**What is required**:
Work through the following lines and count those that hold the word "dragon". Reply with that number only.
● ● ● ●
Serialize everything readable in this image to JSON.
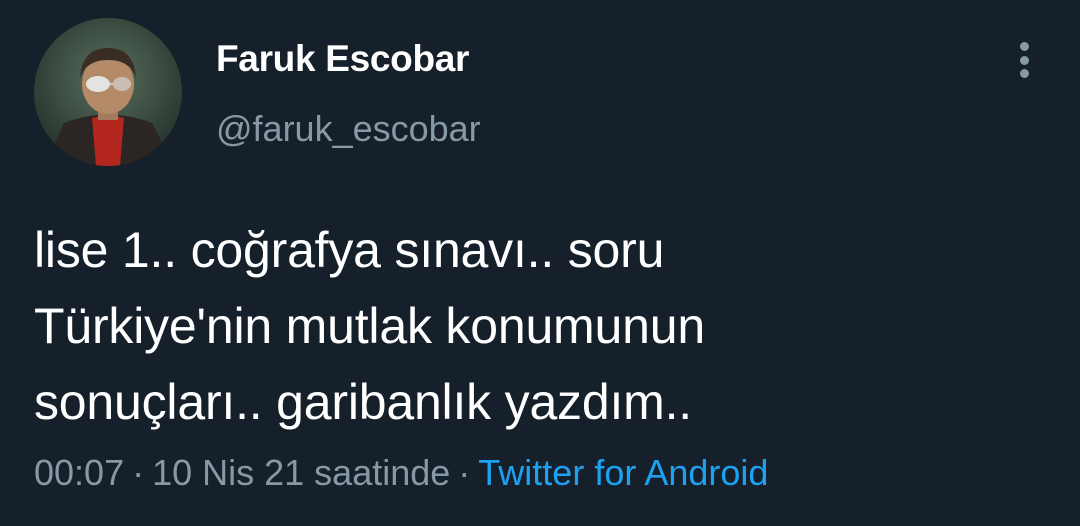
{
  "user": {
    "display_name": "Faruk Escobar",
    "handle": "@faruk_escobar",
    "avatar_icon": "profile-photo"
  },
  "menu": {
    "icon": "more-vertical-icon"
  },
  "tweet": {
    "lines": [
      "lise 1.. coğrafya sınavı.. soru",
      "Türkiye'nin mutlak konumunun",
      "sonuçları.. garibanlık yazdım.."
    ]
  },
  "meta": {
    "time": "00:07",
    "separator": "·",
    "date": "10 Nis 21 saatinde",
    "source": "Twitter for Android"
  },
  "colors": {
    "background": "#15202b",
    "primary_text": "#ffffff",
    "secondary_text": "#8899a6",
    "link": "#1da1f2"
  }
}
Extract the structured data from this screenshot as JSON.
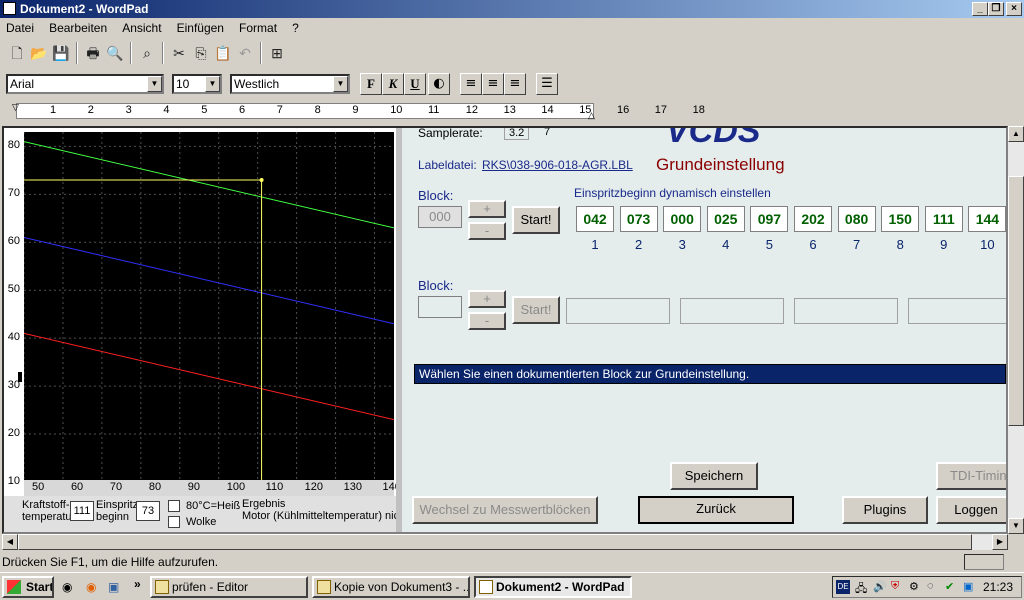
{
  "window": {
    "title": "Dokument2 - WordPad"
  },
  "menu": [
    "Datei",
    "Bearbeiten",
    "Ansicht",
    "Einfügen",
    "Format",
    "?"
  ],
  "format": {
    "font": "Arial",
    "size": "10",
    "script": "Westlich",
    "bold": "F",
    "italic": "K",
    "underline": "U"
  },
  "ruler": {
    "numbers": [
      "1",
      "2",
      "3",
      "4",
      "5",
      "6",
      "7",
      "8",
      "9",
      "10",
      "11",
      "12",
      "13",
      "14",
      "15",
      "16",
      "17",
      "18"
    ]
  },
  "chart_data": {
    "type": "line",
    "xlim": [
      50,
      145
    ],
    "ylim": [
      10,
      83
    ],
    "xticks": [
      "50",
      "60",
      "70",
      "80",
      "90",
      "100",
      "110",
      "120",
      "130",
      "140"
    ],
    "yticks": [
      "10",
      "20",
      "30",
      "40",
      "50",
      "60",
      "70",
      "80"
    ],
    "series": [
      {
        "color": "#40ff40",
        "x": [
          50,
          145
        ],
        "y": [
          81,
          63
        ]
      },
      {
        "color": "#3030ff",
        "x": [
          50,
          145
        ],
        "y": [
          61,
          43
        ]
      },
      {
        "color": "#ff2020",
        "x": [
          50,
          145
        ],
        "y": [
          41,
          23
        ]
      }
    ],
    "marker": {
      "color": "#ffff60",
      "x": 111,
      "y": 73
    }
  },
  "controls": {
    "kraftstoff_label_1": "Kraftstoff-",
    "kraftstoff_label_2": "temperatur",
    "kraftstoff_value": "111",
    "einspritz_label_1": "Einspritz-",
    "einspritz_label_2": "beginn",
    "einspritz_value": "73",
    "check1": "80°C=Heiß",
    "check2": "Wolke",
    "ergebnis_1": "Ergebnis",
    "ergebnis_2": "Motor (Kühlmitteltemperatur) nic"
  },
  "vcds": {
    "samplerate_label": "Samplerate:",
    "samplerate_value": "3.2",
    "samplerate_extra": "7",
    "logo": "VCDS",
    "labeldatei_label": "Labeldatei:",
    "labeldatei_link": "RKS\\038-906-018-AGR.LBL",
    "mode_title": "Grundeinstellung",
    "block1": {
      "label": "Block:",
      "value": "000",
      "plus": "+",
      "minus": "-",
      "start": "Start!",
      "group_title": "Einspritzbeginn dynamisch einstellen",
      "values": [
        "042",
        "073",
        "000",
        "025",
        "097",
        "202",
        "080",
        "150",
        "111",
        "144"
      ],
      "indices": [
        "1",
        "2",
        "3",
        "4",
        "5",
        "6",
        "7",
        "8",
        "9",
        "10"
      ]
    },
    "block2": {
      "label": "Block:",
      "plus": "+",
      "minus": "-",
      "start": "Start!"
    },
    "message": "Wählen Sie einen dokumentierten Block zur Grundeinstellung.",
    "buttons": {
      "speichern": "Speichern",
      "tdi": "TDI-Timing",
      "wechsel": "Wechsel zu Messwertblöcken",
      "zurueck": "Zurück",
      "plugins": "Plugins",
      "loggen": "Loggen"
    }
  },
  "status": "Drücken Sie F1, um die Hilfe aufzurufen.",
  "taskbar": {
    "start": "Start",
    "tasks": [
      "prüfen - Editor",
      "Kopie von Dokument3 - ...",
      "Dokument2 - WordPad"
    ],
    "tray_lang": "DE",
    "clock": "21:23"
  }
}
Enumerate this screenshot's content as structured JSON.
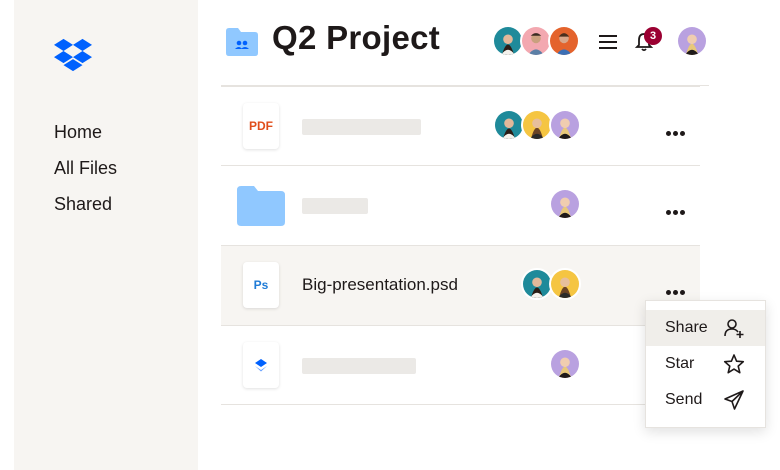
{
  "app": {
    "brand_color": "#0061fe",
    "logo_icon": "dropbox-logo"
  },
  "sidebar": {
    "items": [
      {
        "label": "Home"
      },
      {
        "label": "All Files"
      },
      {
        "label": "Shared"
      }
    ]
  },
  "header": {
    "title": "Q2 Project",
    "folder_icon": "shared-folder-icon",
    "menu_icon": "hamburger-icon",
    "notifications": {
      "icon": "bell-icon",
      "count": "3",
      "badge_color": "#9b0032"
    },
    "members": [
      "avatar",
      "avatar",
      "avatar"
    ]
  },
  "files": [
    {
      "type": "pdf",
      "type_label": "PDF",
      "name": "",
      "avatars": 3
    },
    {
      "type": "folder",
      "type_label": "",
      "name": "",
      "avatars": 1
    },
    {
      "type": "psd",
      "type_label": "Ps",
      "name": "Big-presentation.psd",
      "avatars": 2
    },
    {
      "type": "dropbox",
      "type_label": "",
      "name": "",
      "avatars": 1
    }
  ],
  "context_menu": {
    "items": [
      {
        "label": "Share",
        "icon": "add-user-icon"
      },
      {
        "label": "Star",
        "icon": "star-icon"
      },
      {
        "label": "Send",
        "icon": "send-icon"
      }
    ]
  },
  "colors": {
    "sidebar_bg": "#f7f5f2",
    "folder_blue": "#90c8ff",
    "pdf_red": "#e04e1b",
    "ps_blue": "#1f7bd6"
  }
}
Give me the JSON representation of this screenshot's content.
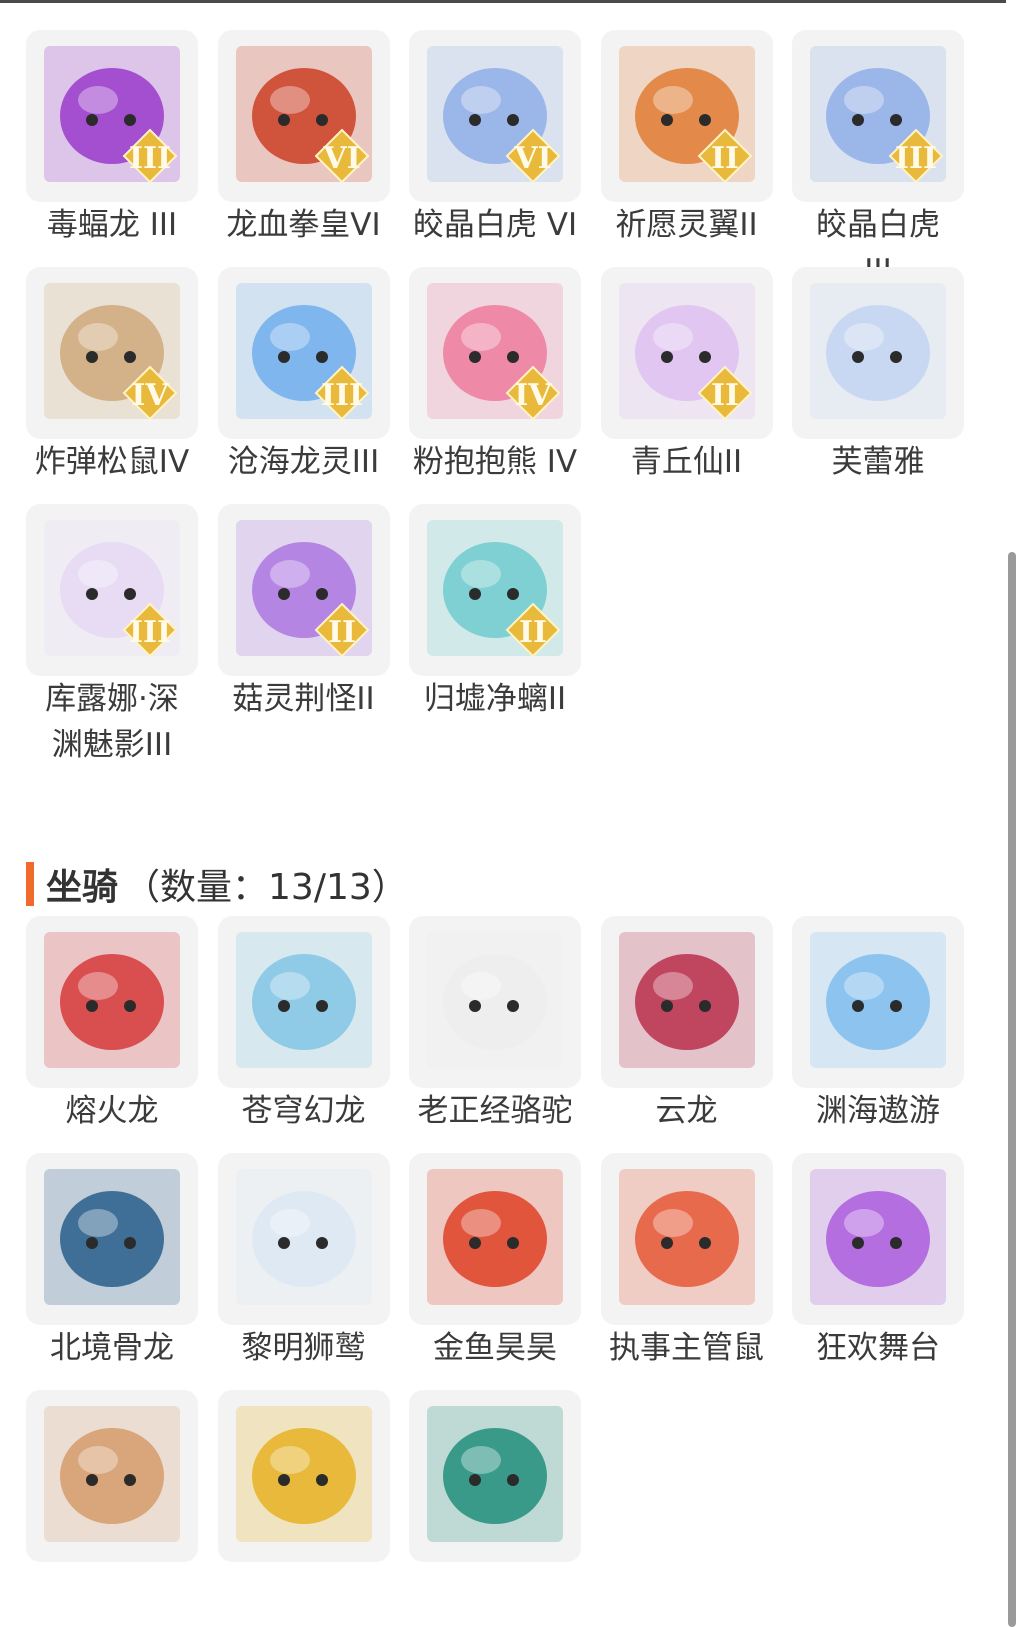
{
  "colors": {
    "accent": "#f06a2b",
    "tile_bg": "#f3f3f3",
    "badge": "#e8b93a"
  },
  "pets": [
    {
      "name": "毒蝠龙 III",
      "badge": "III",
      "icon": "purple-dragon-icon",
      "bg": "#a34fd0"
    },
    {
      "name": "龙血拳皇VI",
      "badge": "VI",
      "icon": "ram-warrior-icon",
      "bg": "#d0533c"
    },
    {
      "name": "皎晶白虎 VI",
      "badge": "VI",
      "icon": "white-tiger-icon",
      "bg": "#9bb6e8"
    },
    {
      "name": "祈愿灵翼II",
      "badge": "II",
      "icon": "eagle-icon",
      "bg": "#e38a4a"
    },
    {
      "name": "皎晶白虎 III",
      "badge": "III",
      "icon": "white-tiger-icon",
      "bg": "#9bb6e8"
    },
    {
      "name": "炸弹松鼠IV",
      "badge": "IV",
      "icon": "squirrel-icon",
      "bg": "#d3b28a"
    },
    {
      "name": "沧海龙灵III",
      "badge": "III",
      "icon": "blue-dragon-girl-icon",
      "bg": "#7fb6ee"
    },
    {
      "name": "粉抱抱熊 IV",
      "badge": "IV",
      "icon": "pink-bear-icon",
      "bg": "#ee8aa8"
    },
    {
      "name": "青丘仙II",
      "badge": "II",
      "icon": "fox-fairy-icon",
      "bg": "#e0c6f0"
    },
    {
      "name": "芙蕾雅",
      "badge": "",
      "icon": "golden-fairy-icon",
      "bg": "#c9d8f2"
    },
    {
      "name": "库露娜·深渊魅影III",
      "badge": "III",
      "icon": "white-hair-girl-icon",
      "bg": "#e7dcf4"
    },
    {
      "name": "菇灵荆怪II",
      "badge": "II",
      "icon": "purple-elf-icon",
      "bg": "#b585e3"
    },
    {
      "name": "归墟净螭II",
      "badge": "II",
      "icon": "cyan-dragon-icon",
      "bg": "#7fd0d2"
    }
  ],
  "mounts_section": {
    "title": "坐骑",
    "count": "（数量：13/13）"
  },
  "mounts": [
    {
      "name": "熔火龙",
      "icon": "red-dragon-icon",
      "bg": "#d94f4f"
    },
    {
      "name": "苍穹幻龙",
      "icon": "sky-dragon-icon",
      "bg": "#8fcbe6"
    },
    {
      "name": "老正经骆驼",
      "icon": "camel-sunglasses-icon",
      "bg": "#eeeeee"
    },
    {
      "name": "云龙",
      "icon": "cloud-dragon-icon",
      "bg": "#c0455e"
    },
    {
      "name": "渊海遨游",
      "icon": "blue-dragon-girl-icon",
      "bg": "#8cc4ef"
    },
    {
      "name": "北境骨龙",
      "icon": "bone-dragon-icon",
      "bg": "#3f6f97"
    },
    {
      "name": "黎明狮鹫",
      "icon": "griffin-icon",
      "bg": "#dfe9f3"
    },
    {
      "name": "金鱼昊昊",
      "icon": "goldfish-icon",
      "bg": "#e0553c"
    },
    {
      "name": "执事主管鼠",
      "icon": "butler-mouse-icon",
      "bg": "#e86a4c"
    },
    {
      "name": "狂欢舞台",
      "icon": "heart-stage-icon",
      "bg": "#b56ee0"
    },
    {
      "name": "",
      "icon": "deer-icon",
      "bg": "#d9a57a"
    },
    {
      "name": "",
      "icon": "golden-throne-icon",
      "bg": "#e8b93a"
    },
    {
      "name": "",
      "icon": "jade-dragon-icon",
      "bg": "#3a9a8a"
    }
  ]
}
● ● ● ●
**Solution for this problem**:
9